** Start of EXERCISE INPUT **

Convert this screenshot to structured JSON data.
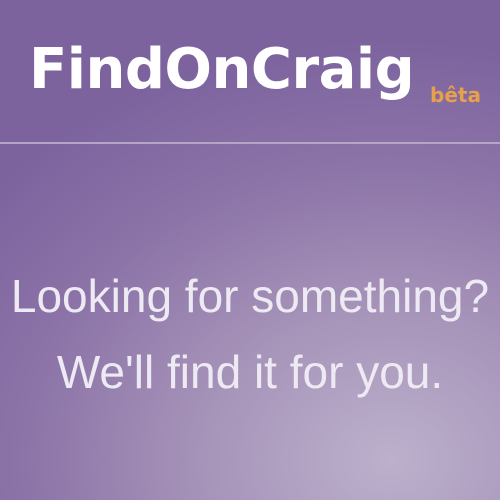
{
  "brand": {
    "name": "FindOnCraig",
    "badge": "bêta"
  },
  "colors": {
    "background": "#8c74a8",
    "logo": "#ffffff",
    "badge": "#e8a04a",
    "tagline": "#eeeaf3",
    "divider": "#b4a4c6"
  },
  "hero": {
    "line1": "Looking for something?",
    "line2": "We'll find it for you."
  }
}
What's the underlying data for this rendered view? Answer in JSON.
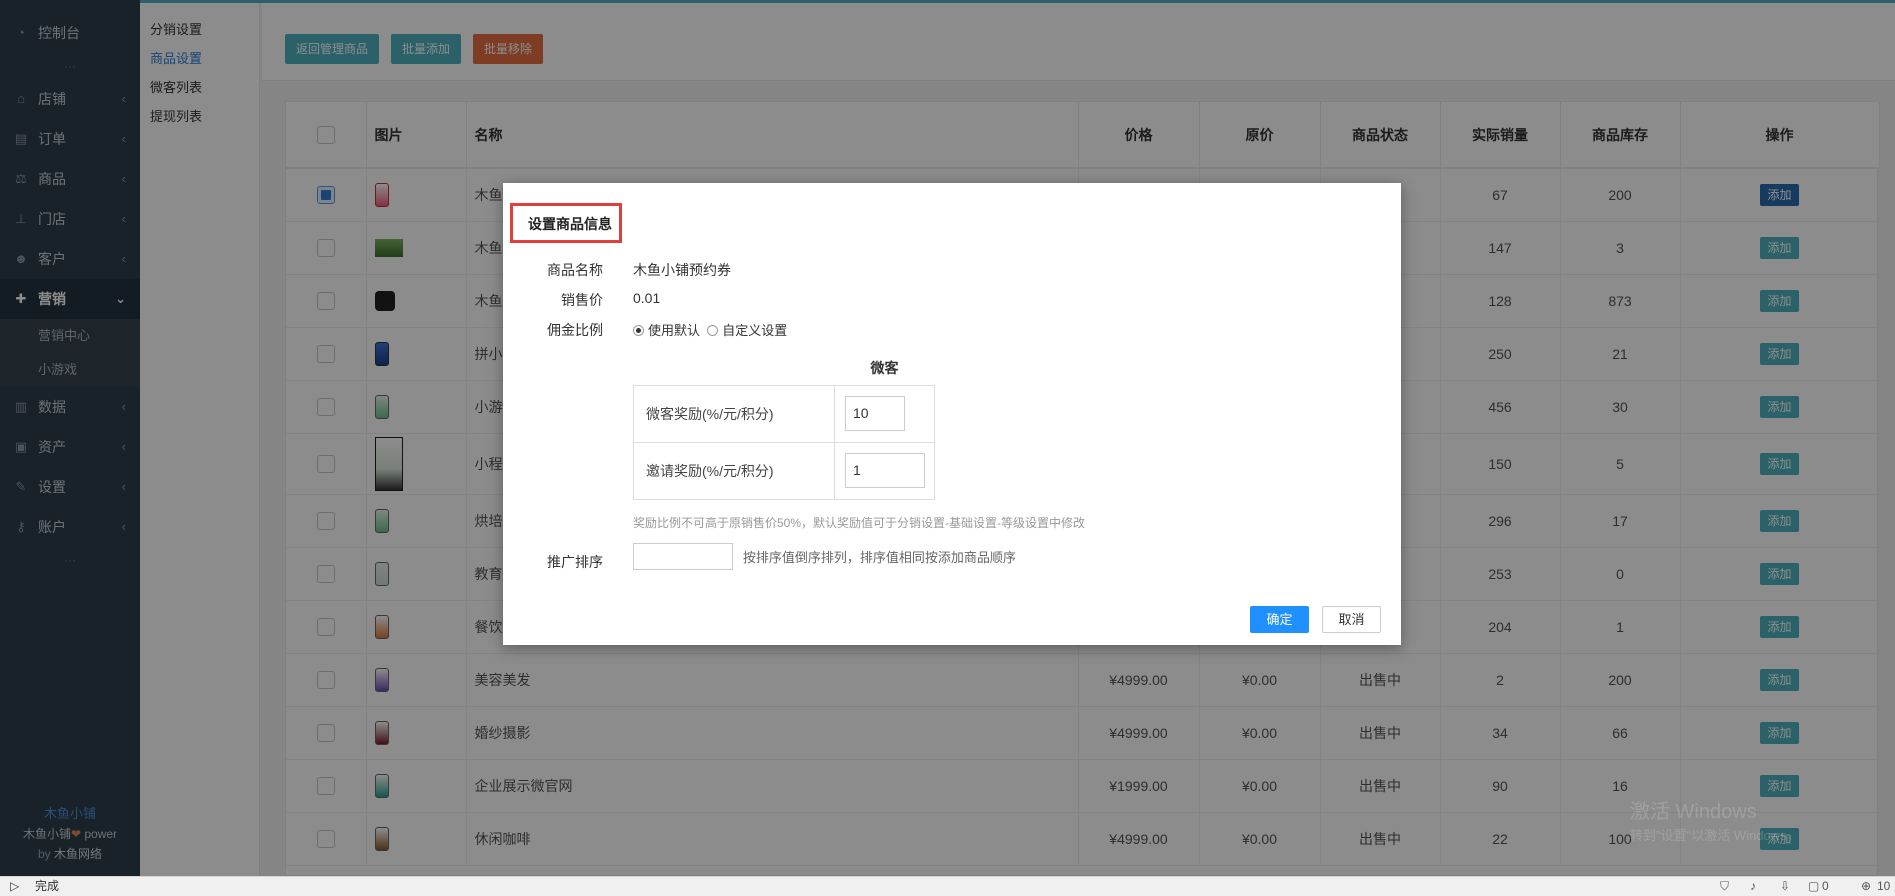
{
  "sidebar": {
    "top": "控制台",
    "items": [
      {
        "label": "店铺",
        "icon": "store-icon"
      },
      {
        "label": "订单",
        "icon": "order-icon"
      },
      {
        "label": "商品",
        "icon": "scale-icon"
      },
      {
        "label": "门店",
        "icon": "sitemap-icon"
      },
      {
        "label": "客户",
        "icon": "users-icon"
      }
    ],
    "active": "营销",
    "sub_items": [
      "营销中心",
      "小游戏"
    ],
    "items2": [
      {
        "label": "数据",
        "icon": "chart-icon"
      },
      {
        "label": "资产",
        "icon": "money-icon"
      },
      {
        "label": "设置",
        "icon": "wrench-icon"
      },
      {
        "label": "账户",
        "icon": "key-icon"
      }
    ],
    "footer": {
      "brand": "木鱼小铺",
      "power_prefix": "木鱼小铺",
      "power_suffix": "power",
      "by_prefix": "by",
      "by_name": "木鱼网络"
    }
  },
  "subnav": {
    "items": [
      "分销设置",
      "商品设置",
      "微客列表",
      "提现列表"
    ],
    "active_index": 1
  },
  "toolbar": {
    "back": "返回管理商品",
    "batch_add": "批量添加",
    "batch_remove": "批量移除"
  },
  "table": {
    "headers": {
      "image": "图片",
      "name": "名称",
      "price": "价格",
      "orig": "原价",
      "status": "商品状态",
      "sales": "实际销量",
      "stock": "商品库存",
      "action": "操作"
    },
    "action_label": "添加",
    "rows": [
      {
        "name": "木鱼",
        "price": "",
        "orig": "",
        "status": "",
        "sales": "67",
        "stock": "200"
      },
      {
        "name": "木鱼",
        "price": "",
        "orig": "",
        "status": "",
        "sales": "147",
        "stock": "3"
      },
      {
        "name": "木鱼",
        "price": "",
        "orig": "",
        "status": "",
        "sales": "128",
        "stock": "873"
      },
      {
        "name": "拼小",
        "price": "",
        "orig": "",
        "status": "",
        "sales": "250",
        "stock": "21"
      },
      {
        "name": "小游",
        "price": "",
        "orig": "",
        "status": "",
        "sales": "456",
        "stock": "30"
      },
      {
        "name": "小程",
        "price": "",
        "orig": "",
        "status": "",
        "sales": "150",
        "stock": "5"
      },
      {
        "name": "烘培",
        "price": "",
        "orig": "",
        "status": "",
        "sales": "296",
        "stock": "17"
      },
      {
        "name": "教育",
        "price": "",
        "orig": "",
        "status": "",
        "sales": "253",
        "stock": "0"
      },
      {
        "name": "餐饮",
        "price": "",
        "orig": "",
        "status": "",
        "sales": "204",
        "stock": "1"
      },
      {
        "name": "美容美发",
        "price": "¥4999.00",
        "orig": "¥0.00",
        "status": "出售中",
        "sales": "2",
        "stock": "200"
      },
      {
        "name": "婚纱摄影",
        "price": "¥4999.00",
        "orig": "¥0.00",
        "status": "出售中",
        "sales": "34",
        "stock": "66"
      },
      {
        "name": "企业展示微官网",
        "price": "¥1999.00",
        "orig": "¥0.00",
        "status": "出售中",
        "sales": "90",
        "stock": "16"
      },
      {
        "name": "休闲咖啡",
        "price": "¥4999.00",
        "orig": "¥0.00",
        "status": "出售中",
        "sales": "22",
        "stock": "100"
      }
    ]
  },
  "modal": {
    "title": "设置商品信息",
    "name_label": "商品名称",
    "name_value": "木鱼小铺预约券",
    "price_label": "销售价",
    "price_value": "0.01",
    "ratio_label": "佣金比例",
    "ratio_default": "使用默认",
    "ratio_custom": "自定义设置",
    "reward_header": "微客",
    "weike_label": "微客奖励(%/元/积分)",
    "weike_value": "10",
    "invite_label": "邀请奖励(%/元/积分)",
    "invite_value": "1",
    "hint": "奖励比例不可高于原销售价50%，默认奖励值可于分销设置-基础设置-等级设置中修改",
    "sort_label": "推广排序",
    "sort_hint": "按排序值倒序排列，排序值相同按添加商品顺序",
    "confirm": "确定",
    "cancel": "取消"
  },
  "watermark": {
    "line1": "激活 Windows",
    "line2": "转到\"设置\"以激活 Windows。"
  },
  "statusbar": {
    "status": "完成",
    "count1": "0",
    "zoom": "10"
  }
}
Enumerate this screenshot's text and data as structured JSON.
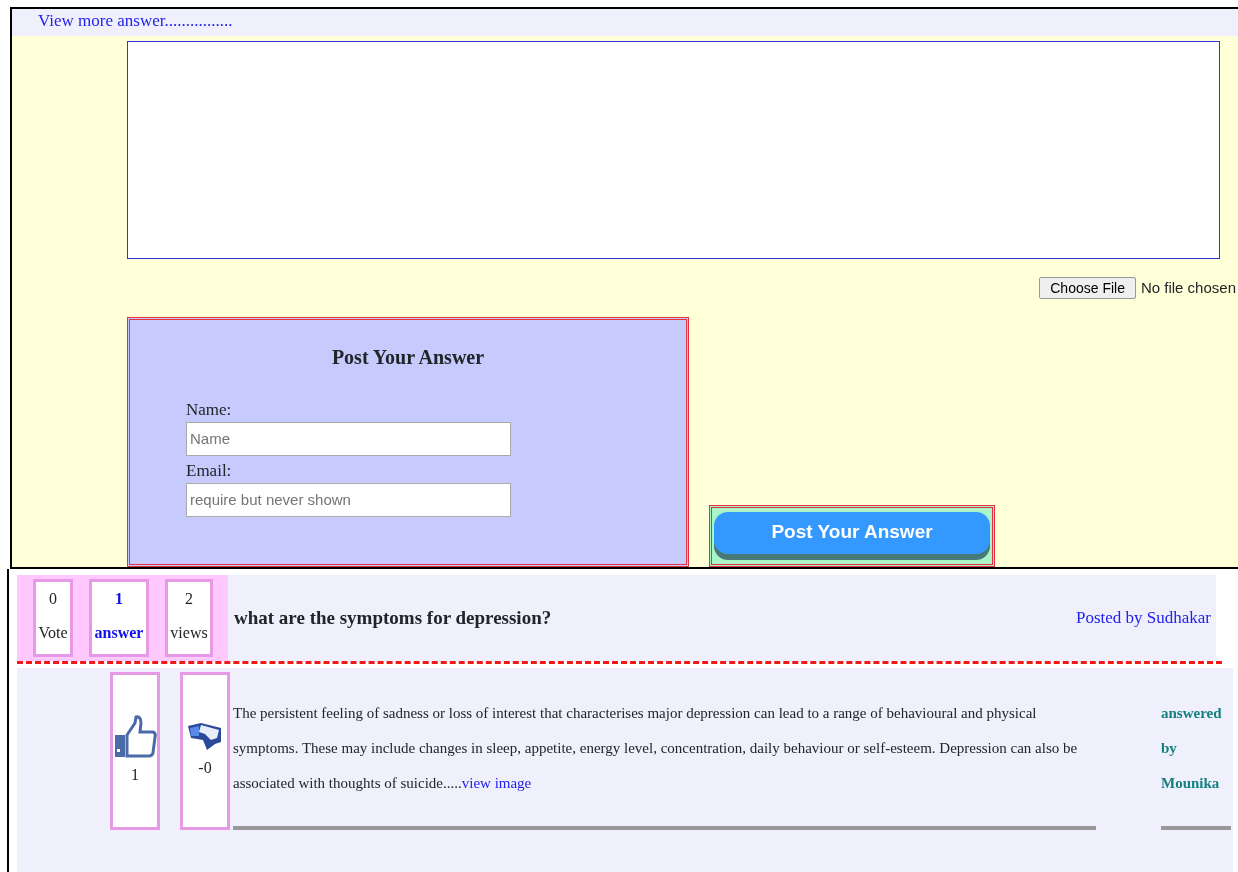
{
  "header_link": "View more answer................",
  "file_input": {
    "button": "Choose File",
    "status": "No file chosen"
  },
  "post_form": {
    "title": "Post Your Answer",
    "fields": [
      {
        "label": "Name:",
        "placeholder": "Name"
      },
      {
        "label": "Email:",
        "placeholder": "require but never shown"
      }
    ]
  },
  "submit_button": "Post Your Answer",
  "question": {
    "stats": [
      {
        "value": "0",
        "label": "Vote",
        "highlighted": false
      },
      {
        "value": "1",
        "label": "answer",
        "highlighted": true
      },
      {
        "value": "2",
        "label": "views",
        "highlighted": false
      }
    ],
    "title": "what are the symptoms for depression?",
    "posted_by": "Posted by Sudhakar"
  },
  "answer": {
    "likes": "1",
    "dislikes": "-0",
    "text": "The persistent feeling of sadness or loss of interest that characterises major depression can lead to a range of behavioural and physical symptoms. These may include changes in sleep, appetite, energy level, concentration, daily behaviour or self-esteem. Depression can also be associated with thoughts of suicide.....",
    "link": "view image",
    "answered_by": "answered by Mounika"
  }
}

** End of EXERCISE INPUT **

WORK TO COMPLETE:
Omit the pictures and give the material again, exactly and in full.

TASK SOLUTION:
Convert this screenshot to structured JSON data.
{
  "brand": {
    "name": "FindOnCraig",
    "badge": "bêta"
  },
  "colors": {
    "background": "#8c74a8",
    "logo": "#ffffff",
    "badge": "#e8a04a",
    "tagline": "#eeeaf3",
    "divider": "#b4a4c6"
  },
  "hero": {
    "line1": "Looking for something?",
    "line2": "We'll find it for you."
  }
}
What's the underlying data for this rendered view? Answer in JSON.
{
  "sidebar": {
    "top": "控制台",
    "items": [
      {
        "label": "店铺",
        "icon": "store-icon"
      },
      {
        "label": "订单",
        "icon": "order-icon"
      },
      {
        "label": "商品",
        "icon": "scale-icon"
      },
      {
        "label": "门店",
        "icon": "sitemap-icon"
      },
      {
        "label": "客户",
        "icon": "users-icon"
      }
    ],
    "active": "营销",
    "sub_items": [
      "营销中心",
      "小游戏"
    ],
    "items2": [
      {
        "label": "数据",
        "icon": "chart-icon"
      },
      {
        "label": "资产",
        "icon": "money-icon"
      },
      {
        "label": "设置",
        "icon": "wrench-icon"
      },
      {
        "label": "账户",
        "icon": "key-icon"
      }
    ],
    "footer": {
      "brand": "木鱼小铺",
      "power_prefix": "木鱼小铺",
      "power_suffix": "power",
      "by_prefix": "by",
      "by_name": "木鱼网络"
    }
  },
  "subnav": {
    "items": [
      "分销设置",
      "商品设置",
      "微客列表",
      "提现列表"
    ],
    "active_index": 1
  },
  "toolbar": {
    "back": "返回管理商品",
    "batch_add": "批量添加",
    "batch_remove": "批量移除"
  },
  "table": {
    "headers": {
      "image": "图片",
      "name": "名称",
      "price": "价格",
      "orig": "原价",
      "status": "商品状态",
      "sales": "实际销量",
      "stock": "商品库存",
      "action": "操作"
    },
    "action_label": "添加",
    "rows": [
      {
        "name": "木鱼",
        "price": "",
        "orig": "",
        "status": "",
        "sales": "67",
        "stock": "200"
      },
      {
        "name": "木鱼",
        "price": "",
        "orig": "",
        "status": "",
        "sales": "147",
        "stock": "3"
      },
      {
        "name": "木鱼",
        "price": "",
        "orig": "",
        "status": "",
        "sales": "128",
        "stock": "873"
      },
      {
        "name": "拼小",
        "price": "",
        "orig": "",
        "status": "",
        "sales": "250",
        "stock": "21"
      },
      {
        "name": "小游",
        "price": "",
        "orig": "",
        "status": "",
        "sales": "456",
        "stock": "30"
      },
      {
        "name": "小程",
        "price": "",
        "orig": "",
        "status": "",
        "sales": "150",
        "stock": "5"
      },
      {
        "name": "烘培",
        "price": "",
        "orig": "",
        "status": "",
        "sales": "296",
        "stock": "17"
      },
      {
        "name": "教育",
        "price": "",
        "orig": "",
        "status": "",
        "sales": "253",
        "stock": "0"
      },
      {
        "name": "餐饮",
        "price": "",
        "orig": "",
        "status": "",
        "sales": "204",
        "stock": "1"
      },
      {
        "name": "美容美发",
        "price": "¥4999.00",
        "orig": "¥0.00",
        "status": "出售中",
        "sales": "2",
        "stock": "200"
      },
      {
        "name": "婚纱摄影",
        "price": "¥4999.00",
        "orig": "¥0.00",
        "status": "出售中",
        "sales": "34",
        "stock": "66"
      },
      {
        "name": "企业展示微官网",
        "price": "¥1999.00",
        "orig": "¥0.00",
        "status": "出售中",
        "sales": "90",
        "stock": "16"
      },
      {
        "name": "休闲咖啡",
        "price": "¥4999.00",
        "orig": "¥0.00",
        "status": "出售中",
        "sales": "22",
        "stock": "100"
      }
    ]
  },
  "modal": {
    "title": "设置商品信息",
    "name_label": "商品名称",
    "name_value": "木鱼小铺预约券",
    "price_label": "销售价",
    "price_value": "0.01",
    "ratio_label": "佣金比例",
    "ratio_default": "使用默认",
    "ratio_custom": "自定义设置",
    "reward_header": "微客",
    "weike_label": "微客奖励(%/元/积分)",
    "weike_value": "10",
    "invite_label": "邀请奖励(%/元/积分)",
    "invite_value": "1",
    "hint": "奖励比例不可高于原销售价50%，默认奖励值可于分销设置-基础设置-等级设置中修改",
    "sort_label": "推广排序",
    "sort_hint": "按排序值倒序排列，排序值相同按添加商品顺序",
    "confirm": "确定",
    "cancel": "取消"
  },
  "watermark": {
    "line1": "激活 Windows",
    "line2": "转到\"设置\"以激活 Windows。"
  },
  "statusbar": {
    "status": "完成",
    "count1": "0",
    "zoom": "10"
  }
}
Enumerate this screenshot's text and data as structured JSON.
{
  "header_link": "View more answer................",
  "file_input": {
    "button": "Choose File",
    "status": "No file chosen"
  },
  "post_form": {
    "title": "Post Your Answer",
    "fields": [
      {
        "label": "Name:",
        "placeholder": "Name"
      },
      {
        "label": "Email:",
        "placeholder": "require but never shown"
      }
    ]
  },
  "submit_button": "Post Your Answer",
  "question": {
    "stats": [
      {
        "value": "0",
        "label": "Vote",
        "highlighted": false
      },
      {
        "value": "1",
        "label": "answer",
        "highlighted": true
      },
      {
        "value": "2",
        "label": "views",
        "highlighted": false
      }
    ],
    "title": "what are the symptoms for depression?",
    "posted_by": "Posted by Sudhakar"
  },
  "answer": {
    "likes": "1",
    "dislikes": "-0",
    "text": "The persistent feeling of sadness or loss of interest that characterises major depression can lead to a range of behavioural and physical symptoms. These may include changes in sleep, appetite, energy level, concentration, daily behaviour or self-esteem. Depression can also be associated with thoughts of suicide.....",
    "link": "view image",
    "answered_by": "answered by Mounika"
  }
}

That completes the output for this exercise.